• _STATED EXERCISE_
Rewrite as a numbered list the lines starting with the one containing "y-tick-label: 30 [10, 215, 20, 225]" and ending with the one containing "group-label: Traditional [343, 370, 386, 380]", both included, leaving out any blank lines.

»»

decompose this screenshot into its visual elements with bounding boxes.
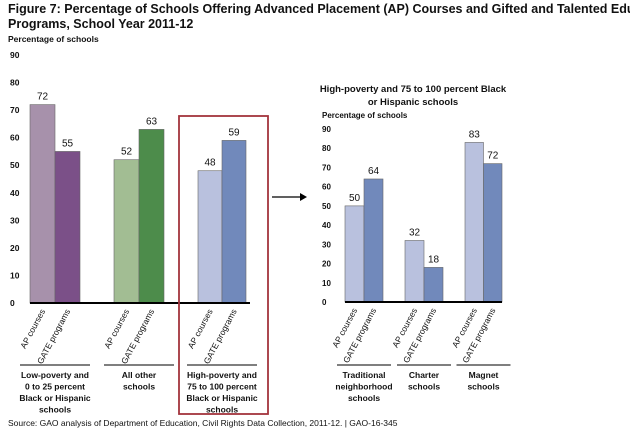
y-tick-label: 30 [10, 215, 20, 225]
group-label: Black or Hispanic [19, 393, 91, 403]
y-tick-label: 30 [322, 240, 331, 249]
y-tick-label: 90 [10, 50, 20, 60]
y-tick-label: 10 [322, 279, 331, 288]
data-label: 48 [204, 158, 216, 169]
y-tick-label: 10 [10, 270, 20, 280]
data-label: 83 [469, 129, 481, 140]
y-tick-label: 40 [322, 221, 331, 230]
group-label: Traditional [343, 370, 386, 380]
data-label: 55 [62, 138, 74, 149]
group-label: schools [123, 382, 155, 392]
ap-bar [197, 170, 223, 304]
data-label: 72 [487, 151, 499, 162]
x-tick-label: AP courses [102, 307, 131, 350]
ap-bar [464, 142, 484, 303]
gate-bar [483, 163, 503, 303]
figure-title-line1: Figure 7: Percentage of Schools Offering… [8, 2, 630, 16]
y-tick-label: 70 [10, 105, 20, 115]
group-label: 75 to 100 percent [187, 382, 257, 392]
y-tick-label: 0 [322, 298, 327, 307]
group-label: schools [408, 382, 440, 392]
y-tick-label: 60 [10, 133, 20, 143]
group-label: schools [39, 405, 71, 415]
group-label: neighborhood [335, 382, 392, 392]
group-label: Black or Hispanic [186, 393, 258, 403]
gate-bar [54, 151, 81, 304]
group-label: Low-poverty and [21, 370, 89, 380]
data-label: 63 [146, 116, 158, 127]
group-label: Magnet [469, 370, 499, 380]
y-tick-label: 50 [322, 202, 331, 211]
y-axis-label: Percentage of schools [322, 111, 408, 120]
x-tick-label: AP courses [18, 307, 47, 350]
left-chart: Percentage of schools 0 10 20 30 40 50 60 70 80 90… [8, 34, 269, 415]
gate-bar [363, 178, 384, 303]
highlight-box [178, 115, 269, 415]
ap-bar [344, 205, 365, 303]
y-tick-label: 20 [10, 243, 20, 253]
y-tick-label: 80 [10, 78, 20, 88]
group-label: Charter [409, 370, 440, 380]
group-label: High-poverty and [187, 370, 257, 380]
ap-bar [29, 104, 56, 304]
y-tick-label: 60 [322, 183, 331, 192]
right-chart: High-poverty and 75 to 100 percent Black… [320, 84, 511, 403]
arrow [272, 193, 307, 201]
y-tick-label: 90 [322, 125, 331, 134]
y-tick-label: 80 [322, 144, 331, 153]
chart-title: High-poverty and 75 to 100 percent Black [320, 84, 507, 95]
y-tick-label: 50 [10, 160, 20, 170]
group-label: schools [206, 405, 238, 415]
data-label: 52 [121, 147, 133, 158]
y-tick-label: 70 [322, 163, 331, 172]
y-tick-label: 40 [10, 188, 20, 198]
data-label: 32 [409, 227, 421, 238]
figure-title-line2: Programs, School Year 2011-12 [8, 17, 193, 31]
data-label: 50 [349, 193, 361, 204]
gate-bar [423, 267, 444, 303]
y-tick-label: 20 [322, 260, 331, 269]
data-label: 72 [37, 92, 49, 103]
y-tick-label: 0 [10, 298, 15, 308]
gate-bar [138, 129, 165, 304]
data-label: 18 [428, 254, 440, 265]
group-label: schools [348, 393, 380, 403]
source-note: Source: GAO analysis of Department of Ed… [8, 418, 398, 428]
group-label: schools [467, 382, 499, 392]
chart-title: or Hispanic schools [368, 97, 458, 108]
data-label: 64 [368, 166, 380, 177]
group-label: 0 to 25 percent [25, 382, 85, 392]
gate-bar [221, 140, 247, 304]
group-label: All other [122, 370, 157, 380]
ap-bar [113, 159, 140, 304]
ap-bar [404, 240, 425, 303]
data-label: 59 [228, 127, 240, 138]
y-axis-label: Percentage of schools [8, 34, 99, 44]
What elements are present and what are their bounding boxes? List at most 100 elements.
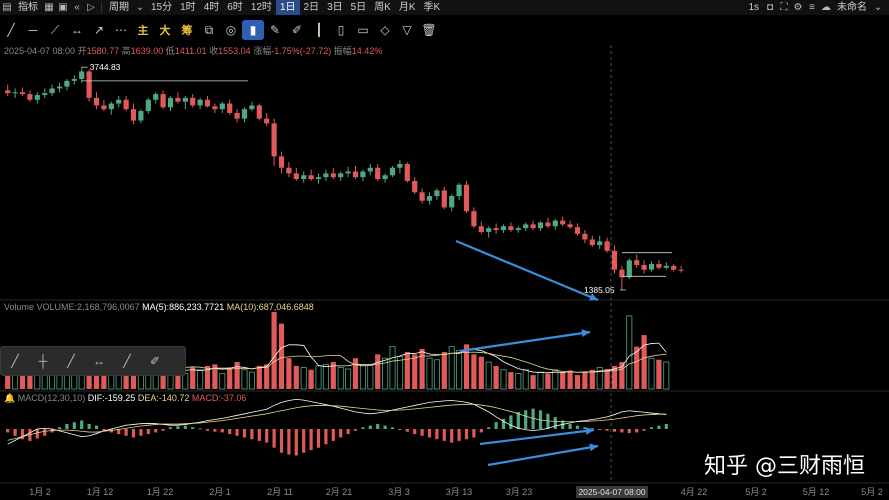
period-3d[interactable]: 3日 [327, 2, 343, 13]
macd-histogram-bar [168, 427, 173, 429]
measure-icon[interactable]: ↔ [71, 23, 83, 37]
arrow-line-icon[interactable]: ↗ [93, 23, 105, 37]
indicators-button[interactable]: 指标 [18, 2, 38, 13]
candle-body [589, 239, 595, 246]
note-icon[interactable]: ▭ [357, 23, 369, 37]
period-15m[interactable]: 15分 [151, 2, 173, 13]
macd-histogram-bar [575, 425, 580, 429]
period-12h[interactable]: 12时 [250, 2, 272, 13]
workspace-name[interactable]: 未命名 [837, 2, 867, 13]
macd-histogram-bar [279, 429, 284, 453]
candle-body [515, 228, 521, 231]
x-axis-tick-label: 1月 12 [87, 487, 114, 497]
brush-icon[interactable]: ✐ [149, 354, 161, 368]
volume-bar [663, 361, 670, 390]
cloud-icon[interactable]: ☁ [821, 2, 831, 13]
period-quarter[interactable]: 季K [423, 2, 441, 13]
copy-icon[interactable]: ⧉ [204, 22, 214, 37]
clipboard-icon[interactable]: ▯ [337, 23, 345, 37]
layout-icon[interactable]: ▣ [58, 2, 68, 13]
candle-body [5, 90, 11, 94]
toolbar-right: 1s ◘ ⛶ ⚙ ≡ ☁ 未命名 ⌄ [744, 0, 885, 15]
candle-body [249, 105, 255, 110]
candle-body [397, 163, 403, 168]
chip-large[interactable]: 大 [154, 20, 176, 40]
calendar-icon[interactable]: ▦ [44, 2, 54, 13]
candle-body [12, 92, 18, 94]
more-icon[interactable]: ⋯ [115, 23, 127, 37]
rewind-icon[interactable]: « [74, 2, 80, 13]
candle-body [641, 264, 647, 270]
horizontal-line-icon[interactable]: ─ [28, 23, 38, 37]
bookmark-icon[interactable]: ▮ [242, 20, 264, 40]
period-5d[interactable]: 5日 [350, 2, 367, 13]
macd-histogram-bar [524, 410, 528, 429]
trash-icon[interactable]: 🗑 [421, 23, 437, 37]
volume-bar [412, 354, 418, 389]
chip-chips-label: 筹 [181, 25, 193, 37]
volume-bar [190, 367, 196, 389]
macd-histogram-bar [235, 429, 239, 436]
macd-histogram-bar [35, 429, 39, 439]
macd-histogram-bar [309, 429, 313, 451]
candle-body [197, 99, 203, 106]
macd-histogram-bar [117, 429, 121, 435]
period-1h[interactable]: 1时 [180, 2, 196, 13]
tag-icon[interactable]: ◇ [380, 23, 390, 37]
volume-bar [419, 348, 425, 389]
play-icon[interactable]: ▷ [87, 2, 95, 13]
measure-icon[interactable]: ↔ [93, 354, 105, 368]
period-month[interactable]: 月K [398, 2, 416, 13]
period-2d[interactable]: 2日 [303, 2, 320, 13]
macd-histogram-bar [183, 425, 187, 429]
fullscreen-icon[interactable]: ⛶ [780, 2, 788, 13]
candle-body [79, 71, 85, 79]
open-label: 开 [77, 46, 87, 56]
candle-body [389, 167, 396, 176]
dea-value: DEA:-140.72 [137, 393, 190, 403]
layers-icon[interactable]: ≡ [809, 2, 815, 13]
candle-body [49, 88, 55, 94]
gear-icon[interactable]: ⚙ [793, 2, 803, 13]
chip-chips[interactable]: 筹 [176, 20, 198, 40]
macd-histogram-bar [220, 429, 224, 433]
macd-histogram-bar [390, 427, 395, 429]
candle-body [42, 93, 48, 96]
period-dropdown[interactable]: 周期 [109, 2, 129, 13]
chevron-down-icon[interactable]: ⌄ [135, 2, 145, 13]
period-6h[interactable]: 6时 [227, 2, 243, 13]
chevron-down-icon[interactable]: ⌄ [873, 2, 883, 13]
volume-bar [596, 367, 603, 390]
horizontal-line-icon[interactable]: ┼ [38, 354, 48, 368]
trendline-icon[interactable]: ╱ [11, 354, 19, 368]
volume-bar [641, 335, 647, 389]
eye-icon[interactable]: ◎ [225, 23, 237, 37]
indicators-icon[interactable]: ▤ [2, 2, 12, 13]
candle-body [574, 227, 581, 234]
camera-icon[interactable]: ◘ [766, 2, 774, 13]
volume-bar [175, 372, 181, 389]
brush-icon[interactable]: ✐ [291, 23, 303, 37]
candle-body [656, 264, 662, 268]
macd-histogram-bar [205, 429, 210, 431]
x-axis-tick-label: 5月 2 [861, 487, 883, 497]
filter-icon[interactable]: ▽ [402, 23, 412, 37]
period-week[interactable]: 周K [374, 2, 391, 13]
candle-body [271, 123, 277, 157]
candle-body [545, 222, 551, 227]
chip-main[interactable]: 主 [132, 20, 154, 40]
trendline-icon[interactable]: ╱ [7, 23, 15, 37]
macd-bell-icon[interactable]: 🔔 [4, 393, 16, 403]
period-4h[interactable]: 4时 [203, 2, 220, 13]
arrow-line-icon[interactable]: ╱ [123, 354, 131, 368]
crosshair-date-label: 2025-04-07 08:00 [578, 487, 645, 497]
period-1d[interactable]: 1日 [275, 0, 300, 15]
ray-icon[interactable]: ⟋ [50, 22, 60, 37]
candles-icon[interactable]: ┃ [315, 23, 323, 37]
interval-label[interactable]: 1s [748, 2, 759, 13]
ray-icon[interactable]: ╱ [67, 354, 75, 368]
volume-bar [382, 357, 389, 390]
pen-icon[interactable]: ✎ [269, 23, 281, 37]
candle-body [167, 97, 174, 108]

««

• _ANSWER_
1. y-tick-label: 30 [10, 215, 20, 225]
2. group-label: Black or Hispanic [19, 393, 91, 403]
3. y-tick-label: 30 [322, 240, 331, 249]
4. y-tick-label: 90 [10, 50, 20, 60]
5. y-tick-label: 10 [322, 279, 331, 288]
6. data-label: 48 [204, 158, 216, 169]
7. y-tick-label: 10 [10, 270, 20, 280]
8. data-label: 83 [469, 129, 481, 140]
9. y-tick-label: 40 [322, 221, 331, 230]
10. group-label: Traditional [343, 370, 386, 380]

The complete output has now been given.